"""

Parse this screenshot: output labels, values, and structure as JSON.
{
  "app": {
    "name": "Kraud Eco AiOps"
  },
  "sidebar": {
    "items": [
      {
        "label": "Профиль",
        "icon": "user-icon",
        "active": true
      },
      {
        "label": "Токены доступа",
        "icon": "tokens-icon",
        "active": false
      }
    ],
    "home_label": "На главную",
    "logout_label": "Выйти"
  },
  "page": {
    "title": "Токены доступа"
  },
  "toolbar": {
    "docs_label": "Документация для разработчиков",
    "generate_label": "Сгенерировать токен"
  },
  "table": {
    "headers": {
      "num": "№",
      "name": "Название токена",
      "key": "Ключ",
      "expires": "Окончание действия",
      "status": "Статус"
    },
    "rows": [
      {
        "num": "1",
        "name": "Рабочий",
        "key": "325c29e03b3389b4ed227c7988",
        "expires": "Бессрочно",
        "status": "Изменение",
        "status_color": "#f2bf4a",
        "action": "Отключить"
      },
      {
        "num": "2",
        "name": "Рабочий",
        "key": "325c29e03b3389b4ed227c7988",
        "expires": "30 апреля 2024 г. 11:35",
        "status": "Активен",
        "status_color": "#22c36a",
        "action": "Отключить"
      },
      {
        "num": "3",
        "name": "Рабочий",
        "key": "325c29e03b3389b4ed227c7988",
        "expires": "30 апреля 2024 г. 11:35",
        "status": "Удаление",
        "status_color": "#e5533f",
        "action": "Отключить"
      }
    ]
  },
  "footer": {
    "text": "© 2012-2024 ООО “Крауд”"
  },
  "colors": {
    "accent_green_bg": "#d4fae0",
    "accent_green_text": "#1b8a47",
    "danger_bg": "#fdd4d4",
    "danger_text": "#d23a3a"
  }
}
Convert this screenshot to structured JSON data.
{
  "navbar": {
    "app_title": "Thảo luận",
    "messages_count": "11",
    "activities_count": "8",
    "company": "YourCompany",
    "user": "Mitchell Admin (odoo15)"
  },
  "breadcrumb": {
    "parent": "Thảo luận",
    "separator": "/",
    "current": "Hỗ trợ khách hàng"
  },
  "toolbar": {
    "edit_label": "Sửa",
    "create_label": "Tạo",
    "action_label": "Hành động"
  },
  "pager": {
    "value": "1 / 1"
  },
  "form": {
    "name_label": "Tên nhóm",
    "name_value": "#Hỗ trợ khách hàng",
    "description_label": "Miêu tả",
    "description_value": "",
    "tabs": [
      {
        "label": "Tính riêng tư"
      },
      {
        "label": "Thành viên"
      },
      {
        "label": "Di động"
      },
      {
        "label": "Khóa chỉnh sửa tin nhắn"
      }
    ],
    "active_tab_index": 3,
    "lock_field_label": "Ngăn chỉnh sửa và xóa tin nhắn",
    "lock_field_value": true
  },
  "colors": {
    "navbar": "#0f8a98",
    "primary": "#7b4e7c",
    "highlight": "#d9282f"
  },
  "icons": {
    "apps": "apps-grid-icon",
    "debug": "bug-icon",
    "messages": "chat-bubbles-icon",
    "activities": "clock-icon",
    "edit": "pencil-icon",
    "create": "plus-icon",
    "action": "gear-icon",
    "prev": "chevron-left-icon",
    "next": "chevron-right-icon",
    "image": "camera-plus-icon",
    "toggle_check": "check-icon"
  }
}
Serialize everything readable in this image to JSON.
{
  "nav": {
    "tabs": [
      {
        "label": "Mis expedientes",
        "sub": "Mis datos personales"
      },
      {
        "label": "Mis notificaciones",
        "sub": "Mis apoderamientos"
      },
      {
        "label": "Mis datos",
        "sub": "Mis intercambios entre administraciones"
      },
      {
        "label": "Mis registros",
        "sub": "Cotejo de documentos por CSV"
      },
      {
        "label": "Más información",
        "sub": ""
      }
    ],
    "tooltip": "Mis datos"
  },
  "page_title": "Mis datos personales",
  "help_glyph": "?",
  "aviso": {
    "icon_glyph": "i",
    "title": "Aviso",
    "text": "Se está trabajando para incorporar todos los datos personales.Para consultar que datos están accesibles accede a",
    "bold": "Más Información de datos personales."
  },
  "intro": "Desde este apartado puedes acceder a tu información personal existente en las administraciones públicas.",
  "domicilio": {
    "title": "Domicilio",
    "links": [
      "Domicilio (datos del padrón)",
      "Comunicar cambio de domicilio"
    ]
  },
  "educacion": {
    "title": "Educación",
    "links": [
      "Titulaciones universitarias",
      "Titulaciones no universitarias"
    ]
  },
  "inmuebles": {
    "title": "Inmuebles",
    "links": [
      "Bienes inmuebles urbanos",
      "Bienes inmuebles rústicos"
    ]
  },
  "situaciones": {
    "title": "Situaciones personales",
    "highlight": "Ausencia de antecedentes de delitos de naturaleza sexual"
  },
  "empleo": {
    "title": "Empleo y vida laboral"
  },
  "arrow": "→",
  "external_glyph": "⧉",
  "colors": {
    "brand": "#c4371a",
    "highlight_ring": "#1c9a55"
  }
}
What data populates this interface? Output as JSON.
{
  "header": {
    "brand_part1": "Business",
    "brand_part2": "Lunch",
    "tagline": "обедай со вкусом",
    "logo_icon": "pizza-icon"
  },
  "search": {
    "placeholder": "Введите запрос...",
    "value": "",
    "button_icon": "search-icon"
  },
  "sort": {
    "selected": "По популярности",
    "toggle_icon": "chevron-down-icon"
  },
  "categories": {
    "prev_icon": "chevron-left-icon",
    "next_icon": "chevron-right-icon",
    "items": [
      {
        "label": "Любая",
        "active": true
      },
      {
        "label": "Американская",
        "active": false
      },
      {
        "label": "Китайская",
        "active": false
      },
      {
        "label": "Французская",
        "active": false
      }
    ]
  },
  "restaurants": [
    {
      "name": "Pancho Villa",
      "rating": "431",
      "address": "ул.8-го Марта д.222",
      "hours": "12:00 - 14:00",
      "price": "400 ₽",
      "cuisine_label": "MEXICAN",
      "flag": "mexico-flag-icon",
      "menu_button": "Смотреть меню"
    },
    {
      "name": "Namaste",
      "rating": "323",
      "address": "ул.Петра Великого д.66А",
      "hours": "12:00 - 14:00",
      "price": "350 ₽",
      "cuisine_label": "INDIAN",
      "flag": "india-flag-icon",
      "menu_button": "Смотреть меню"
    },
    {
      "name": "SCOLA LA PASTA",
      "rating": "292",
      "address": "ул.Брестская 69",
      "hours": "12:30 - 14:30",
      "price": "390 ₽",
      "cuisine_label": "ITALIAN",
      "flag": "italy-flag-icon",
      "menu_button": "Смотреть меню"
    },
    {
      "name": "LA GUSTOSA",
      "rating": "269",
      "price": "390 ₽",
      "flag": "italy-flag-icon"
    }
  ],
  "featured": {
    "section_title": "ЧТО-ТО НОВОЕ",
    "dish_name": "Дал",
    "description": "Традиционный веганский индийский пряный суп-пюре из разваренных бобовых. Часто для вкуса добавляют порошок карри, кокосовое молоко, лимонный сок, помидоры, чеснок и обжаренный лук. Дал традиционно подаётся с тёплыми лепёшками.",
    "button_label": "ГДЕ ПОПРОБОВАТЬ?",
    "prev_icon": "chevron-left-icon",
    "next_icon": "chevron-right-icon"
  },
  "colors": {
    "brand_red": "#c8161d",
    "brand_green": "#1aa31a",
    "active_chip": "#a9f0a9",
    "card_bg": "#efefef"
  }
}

"""

Task to complete -
Using the data above, reproduce every line exactly.

Correct result -
Parse this screenshot: output labels, values, and structure as JSON.
{
  "app": {
    "name": "Kraud Eco AiOps"
  },
  "sidebar": {
    "items": [
      {
        "label": "Профиль",
        "icon": "user-icon",
        "active": true
      },
      {
        "label": "Токены доступа",
        "icon": "tokens-icon",
        "active": false
      }
    ],
    "home_label": "На главную",
    "logout_label": "Выйти"
  },
  "page": {
    "title": "Токены доступа"
  },
  "toolbar": {
    "docs_label": "Документация для разработчиков",
    "generate_label": "Сгенерировать токен"
  },
  "table": {
    "headers": {
      "num": "№",
      "name": "Название токена",
      "key": "Ключ",
      "expires": "Окончание действия",
      "status": "Статус"
    },
    "rows": [
      {
        "num": "1",
        "name": "Рабочий",
        "key": "325c29e03b3389b4ed227c7988",
        "expires": "Бессрочно",
        "status": "Изменение",
        "status_color": "#f2bf4a",
        "action": "Отключить"
      },
      {
        "num": "2",
        "name": "Рабочий",
        "key": "325c29e03b3389b4ed227c7988",
        "expires": "30 апреля 2024 г. 11:35",
        "status": "Активен",
        "status_color": "#22c36a",
        "action": "Отключить"
      },
      {
        "num": "3",
        "name": "Рабочий",
        "key": "325c29e03b3389b4ed227c7988",
        "expires": "30 апреля 2024 г. 11:35",
        "status": "Удаление",
        "status_color": "#e5533f",
        "action": "Отключить"
      }
    ]
  },
  "footer": {
    "text": "© 2012-2024 ООО “Крауд”"
  },
  "colors": {
    "accent_green_bg": "#d4fae0",
    "accent_green_text": "#1b8a47",
    "danger_bg": "#fdd4d4",
    "danger_text": "#d23a3a"
  }
}
Convert this screenshot to structured JSON data.
{
  "navbar": {
    "app_title": "Thảo luận",
    "messages_count": "11",
    "activities_count": "8",
    "company": "YourCompany",
    "user": "Mitchell Admin (odoo15)"
  },
  "breadcrumb": {
    "parent": "Thảo luận",
    "separator": "/",
    "current": "Hỗ trợ khách hàng"
  },
  "toolbar": {
    "edit_label": "Sửa",
    "create_label": "Tạo",
    "action_label": "Hành động"
  },
  "pager": {
    "value": "1 / 1"
  },
  "form": {
    "name_label": "Tên nhóm",
    "name_value": "#Hỗ trợ khách hàng",
    "description_label": "Miêu tả",
    "description_value": "",
    "tabs": [
      {
        "label": "Tính riêng tư"
      },
      {
        "label": "Thành viên"
      },
      {
        "label": "Di động"
      },
      {
        "label": "Khóa chỉnh sửa tin nhắn"
      }
    ],
    "active_tab_index": 3,
    "lock_field_label": "Ngăn chỉnh sửa và xóa tin nhắn",
    "lock_field_value": true
  },
  "colors": {
    "navbar": "#0f8a98",
    "primary": "#7b4e7c",
    "highlight": "#d9282f"
  },
  "icons": {
    "apps": "apps-grid-icon",
    "debug": "bug-icon",
    "messages": "chat-bubbles-icon",
    "activities": "clock-icon",
    "edit": "pencil-icon",
    "create": "plus-icon",
    "action": "gear-icon",
    "prev": "chevron-left-icon",
    "next": "chevron-right-icon",
    "image": "camera-plus-icon",
    "toggle_check": "check-icon"
  }
}
Serialize everything readable in this image to JSON.
{
  "nav": {
    "tabs": [
      {
        "label": "Mis expedientes",
        "sub": "Mis datos personales"
      },
      {
        "label": "Mis notificaciones",
        "sub": "Mis apoderamientos"
      },
      {
        "label": "Mis datos",
        "sub": "Mis intercambios entre administraciones"
      },
      {
        "label": "Mis registros",
        "sub": "Cotejo de documentos por CSV"
      },
      {
        "label": "Más información",
        "sub": ""
      }
    ],
    "tooltip": "Mis datos"
  },
  "page_title": "Mis datos personales",
  "help_glyph": "?",
  "aviso": {
    "icon_glyph": "i",
    "title": "Aviso",
    "text": "Se está trabajando para incorporar todos los datos personales.Para consultar que datos están accesibles accede a",
    "bold": "Más Información de datos personales."
  },
  "intro": "Desde este apartado puedes acceder a tu información personal existente en las administraciones públicas.",
  "domicilio": {
    "title": "Domicilio",
    "links": [
      "Domicilio (datos del padrón)",
      "Comunicar cambio de domicilio"
    ]
  },
  "educacion": {
    "title": "Educación",
    "links": [
      "Titulaciones universitarias",
      "Titulaciones no universitarias"
    ]
  },
  "inmuebles": {
    "title": "Inmuebles",
    "links": [
      "Bienes inmuebles urbanos",
      "Bienes inmuebles rústicos"
    ]
  },
  "situaciones": {
    "title": "Situaciones personales",
    "highlight": "Ausencia de antecedentes de delitos de naturaleza sexual"
  },
  "empleo": {
    "title": "Empleo y vida laboral"
  },
  "arrow": "→",
  "external_glyph": "⧉",
  "colors": {
    "brand": "#c4371a",
    "highlight_ring": "#1c9a55"
  }
}
What data populates this interface? Output as JSON.
{
  "header": {
    "brand_part1": "Business",
    "brand_part2": "Lunch",
    "tagline": "обедай со вкусом",
    "logo_icon": "pizza-icon"
  },
  "search": {
    "placeholder": "Введите запрос...",
    "value": "",
    "button_icon": "search-icon"
  },
  "sort": {
    "selected": "По популярности",
    "toggle_icon": "chevron-down-icon"
  },
  "categories": {
    "prev_icon": "chevron-left-icon",
    "next_icon": "chevron-right-icon",
    "items": [
      {
        "label": "Любая",
        "active": true
      },
      {
        "label": "Американская",
        "active": false
      },
      {
        "label": "Китайская",
        "active": false
      },
      {
        "label": "Французская",
        "active": false
      }
    ]
  },
  "restaurants": [
    {
      "name": "Pancho Villa",
      "rating": "431",
      "address": "ул.8-го Марта д.222",
      "hours": "12:00 - 14:00",
      "price": "400 ₽",
      "cuisine_label": "MEXICAN",
      "flag": "mexico-flag-icon",
      "menu_button": "Смотреть меню"
    },
    {
      "name": "Namaste",
      "rating": "323",
      "address": "ул.Петра Великого д.66А",
      "hours": "12:00 - 14:00",
      "price": "350 ₽",
      "cuisine_label": "INDIAN",
      "flag": "india-flag-icon",
      "menu_button": "Смотреть меню"
    },
    {
      "name": "SCOLA LA PASTA",
      "rating": "292",
      "address": "ул.Брестская 69",
      "hours": "12:30 - 14:30",
      "price": "390 ₽",
      "cuisine_label": "ITALIAN",
      "flag": "italy-flag-icon",
      "menu_button": "Смотреть меню"
    },
    {
      "name": "LA GUSTOSA",
      "rating": "269",
      "price": "390 ₽",
      "flag": "italy-flag-icon"
    }
  ],
  "featured": {
    "section_title": "ЧТО-ТО НОВОЕ",
    "dish_name": "Дал",
    "description": "Традиционный веганский индийский пряный суп-пюре из разваренных бобовых. Часто для вкуса добавляют порошок карри, кокосовое молоко, лимонный сок, помидоры, чеснок и обжаренный лук. Дал традиционно подаётся с тёплыми лепёшками.",
    "button_label": "ГДЕ ПОПРОБОВАТЬ?",
    "prev_icon": "chevron-left-icon",
    "next_icon": "chevron-right-icon"
  },
  "colors": {
    "brand_red": "#c8161d",
    "brand_green": "#1aa31a",
    "active_chip": "#a9f0a9",
    "card_bg": "#efefef"
  }
}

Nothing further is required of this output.